EXERCISE AIM: Extract all of the entries and set them down verbatim.

Collection entries
● ● ● ● ● ● ●
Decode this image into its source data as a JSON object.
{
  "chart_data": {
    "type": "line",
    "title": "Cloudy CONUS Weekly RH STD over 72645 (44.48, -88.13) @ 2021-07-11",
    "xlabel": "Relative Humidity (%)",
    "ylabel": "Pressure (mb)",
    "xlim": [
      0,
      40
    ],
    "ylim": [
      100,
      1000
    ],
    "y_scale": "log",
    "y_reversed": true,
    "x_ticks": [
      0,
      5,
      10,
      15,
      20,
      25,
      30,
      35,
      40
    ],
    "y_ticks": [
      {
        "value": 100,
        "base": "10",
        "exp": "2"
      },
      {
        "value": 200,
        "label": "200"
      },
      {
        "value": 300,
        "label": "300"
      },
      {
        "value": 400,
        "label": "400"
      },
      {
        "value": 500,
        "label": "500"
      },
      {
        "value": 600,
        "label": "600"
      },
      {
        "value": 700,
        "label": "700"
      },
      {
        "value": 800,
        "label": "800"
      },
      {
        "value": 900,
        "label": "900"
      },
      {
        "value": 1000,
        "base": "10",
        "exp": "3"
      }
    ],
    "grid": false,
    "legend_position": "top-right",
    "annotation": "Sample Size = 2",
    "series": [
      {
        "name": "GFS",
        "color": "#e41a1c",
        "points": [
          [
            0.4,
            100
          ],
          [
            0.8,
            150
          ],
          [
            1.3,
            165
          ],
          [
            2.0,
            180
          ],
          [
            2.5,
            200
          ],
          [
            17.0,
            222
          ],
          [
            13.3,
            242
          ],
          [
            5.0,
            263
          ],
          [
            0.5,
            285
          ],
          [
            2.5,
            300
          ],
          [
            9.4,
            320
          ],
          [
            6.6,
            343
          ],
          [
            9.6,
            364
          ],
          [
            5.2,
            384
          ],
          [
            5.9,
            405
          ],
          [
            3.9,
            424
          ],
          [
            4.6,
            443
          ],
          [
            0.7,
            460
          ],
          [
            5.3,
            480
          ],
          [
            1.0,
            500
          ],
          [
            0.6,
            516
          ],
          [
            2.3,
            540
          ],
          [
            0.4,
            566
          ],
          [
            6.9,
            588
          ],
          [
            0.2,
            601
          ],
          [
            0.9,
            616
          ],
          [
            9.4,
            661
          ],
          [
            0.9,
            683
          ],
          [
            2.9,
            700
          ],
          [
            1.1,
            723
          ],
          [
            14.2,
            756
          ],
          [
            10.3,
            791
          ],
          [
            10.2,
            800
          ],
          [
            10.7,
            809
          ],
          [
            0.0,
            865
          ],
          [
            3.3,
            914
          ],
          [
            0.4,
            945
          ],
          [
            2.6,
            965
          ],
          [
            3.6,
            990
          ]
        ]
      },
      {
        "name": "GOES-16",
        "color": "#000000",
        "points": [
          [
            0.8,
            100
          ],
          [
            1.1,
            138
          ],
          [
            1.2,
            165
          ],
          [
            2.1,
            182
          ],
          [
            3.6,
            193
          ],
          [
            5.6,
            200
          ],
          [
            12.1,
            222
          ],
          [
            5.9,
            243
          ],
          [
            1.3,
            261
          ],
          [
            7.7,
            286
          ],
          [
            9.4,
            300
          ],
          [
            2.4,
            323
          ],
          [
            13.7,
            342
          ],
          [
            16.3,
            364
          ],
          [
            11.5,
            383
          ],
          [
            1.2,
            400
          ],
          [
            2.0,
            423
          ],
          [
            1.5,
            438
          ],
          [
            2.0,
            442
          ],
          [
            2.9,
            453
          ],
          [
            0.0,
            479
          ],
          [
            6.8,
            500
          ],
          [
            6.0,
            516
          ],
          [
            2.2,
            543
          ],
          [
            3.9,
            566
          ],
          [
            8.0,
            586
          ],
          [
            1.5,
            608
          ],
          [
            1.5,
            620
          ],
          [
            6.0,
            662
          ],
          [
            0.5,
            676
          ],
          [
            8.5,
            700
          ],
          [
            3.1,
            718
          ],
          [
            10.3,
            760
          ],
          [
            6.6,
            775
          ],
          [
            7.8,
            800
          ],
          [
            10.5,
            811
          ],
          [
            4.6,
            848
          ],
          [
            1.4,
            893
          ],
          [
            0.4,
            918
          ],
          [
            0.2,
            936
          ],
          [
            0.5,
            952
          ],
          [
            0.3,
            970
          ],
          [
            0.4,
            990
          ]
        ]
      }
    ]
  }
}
● ● ● ● ● ● ●
EXPECTED OUTPUT:
Decode this image into its source data as a JSON object.
{
  "chart_data": {
    "type": "line",
    "title": "Cloudy CONUS Weekly RH STD over 72645 (44.48, -88.13) @ 2021-07-11",
    "xlabel": "Relative Humidity (%)",
    "ylabel": "Pressure (mb)",
    "xlim": [
      0,
      40
    ],
    "ylim": [
      100,
      1000
    ],
    "y_scale": "log",
    "y_reversed": true,
    "x_ticks": [
      0,
      5,
      10,
      15,
      20,
      25,
      30,
      35,
      40
    ],
    "y_ticks": [
      {
        "value": 100,
        "base": "10",
        "exp": "2"
      },
      {
        "value": 200,
        "label": "200"
      },
      {
        "value": 300,
        "label": "300"
      },
      {
        "value": 400,
        "label": "400"
      },
      {
        "value": 500,
        "label": "500"
      },
      {
        "value": 600,
        "label": "600"
      },
      {
        "value": 700,
        "label": "700"
      },
      {
        "value": 800,
        "label": "800"
      },
      {
        "value": 900,
        "label": "900"
      },
      {
        "value": 1000,
        "base": "10",
        "exp": "3"
      }
    ],
    "grid": false,
    "legend_position": "top-right",
    "annotation": "Sample Size = 2",
    "series": [
      {
        "name": "GFS",
        "color": "#e41a1c",
        "points": [
          [
            0.4,
            100
          ],
          [
            0.8,
            150
          ],
          [
            1.3,
            165
          ],
          [
            2.0,
            180
          ],
          [
            2.5,
            200
          ],
          [
            17.0,
            222
          ],
          [
            13.3,
            242
          ],
          [
            5.0,
            263
          ],
          [
            0.5,
            285
          ],
          [
            2.5,
            300
          ],
          [
            9.4,
            320
          ],
          [
            6.6,
            343
          ],
          [
            9.6,
            364
          ],
          [
            5.2,
            384
          ],
          [
            5.9,
            405
          ],
          [
            3.9,
            424
          ],
          [
            4.6,
            443
          ],
          [
            0.7,
            460
          ],
          [
            5.3,
            480
          ],
          [
            1.0,
            500
          ],
          [
            0.6,
            516
          ],
          [
            2.3,
            540
          ],
          [
            0.4,
            566
          ],
          [
            6.9,
            588
          ],
          [
            0.2,
            601
          ],
          [
            0.9,
            616
          ],
          [
            9.4,
            661
          ],
          [
            0.9,
            683
          ],
          [
            2.9,
            700
          ],
          [
            1.1,
            723
          ],
          [
            14.2,
            756
          ],
          [
            10.3,
            791
          ],
          [
            10.2,
            800
          ],
          [
            10.7,
            809
          ],
          [
            0.0,
            865
          ],
          [
            3.3,
            914
          ],
          [
            0.4,
            945
          ],
          [
            2.6,
            965
          ],
          [
            3.6,
            990
          ]
        ]
      },
      {
        "name": "GOES-16",
        "color": "#000000",
        "points": [
          [
            0.8,
            100
          ],
          [
            1.1,
            138
          ],
          [
            1.2,
            165
          ],
          [
            2.1,
            182
          ],
          [
            3.6,
            193
          ],
          [
            5.6,
            200
          ],
          [
            12.1,
            222
          ],
          [
            5.9,
            243
          ],
          [
            1.3,
            261
          ],
          [
            7.7,
            286
          ],
          [
            9.4,
            300
          ],
          [
            2.4,
            323
          ],
          [
            13.7,
            342
          ],
          [
            16.3,
            364
          ],
          [
            11.5,
            383
          ],
          [
            1.2,
            400
          ],
          [
            2.0,
            423
          ],
          [
            1.5,
            438
          ],
          [
            2.0,
            442
          ],
          [
            2.9,
            453
          ],
          [
            0.0,
            479
          ],
          [
            6.8,
            500
          ],
          [
            6.0,
            516
          ],
          [
            2.2,
            543
          ],
          [
            3.9,
            566
          ],
          [
            8.0,
            586
          ],
          [
            1.5,
            608
          ],
          [
            1.5,
            620
          ],
          [
            6.0,
            662
          ],
          [
            0.5,
            676
          ],
          [
            8.5,
            700
          ],
          [
            3.1,
            718
          ],
          [
            10.3,
            760
          ],
          [
            6.6,
            775
          ],
          [
            7.8,
            800
          ],
          [
            10.5,
            811
          ],
          [
            4.6,
            848
          ],
          [
            1.4,
            893
          ],
          [
            0.4,
            918
          ],
          [
            0.2,
            936
          ],
          [
            0.5,
            952
          ],
          [
            0.3,
            970
          ],
          [
            0.4,
            990
          ]
        ]
      }
    ]
  }
}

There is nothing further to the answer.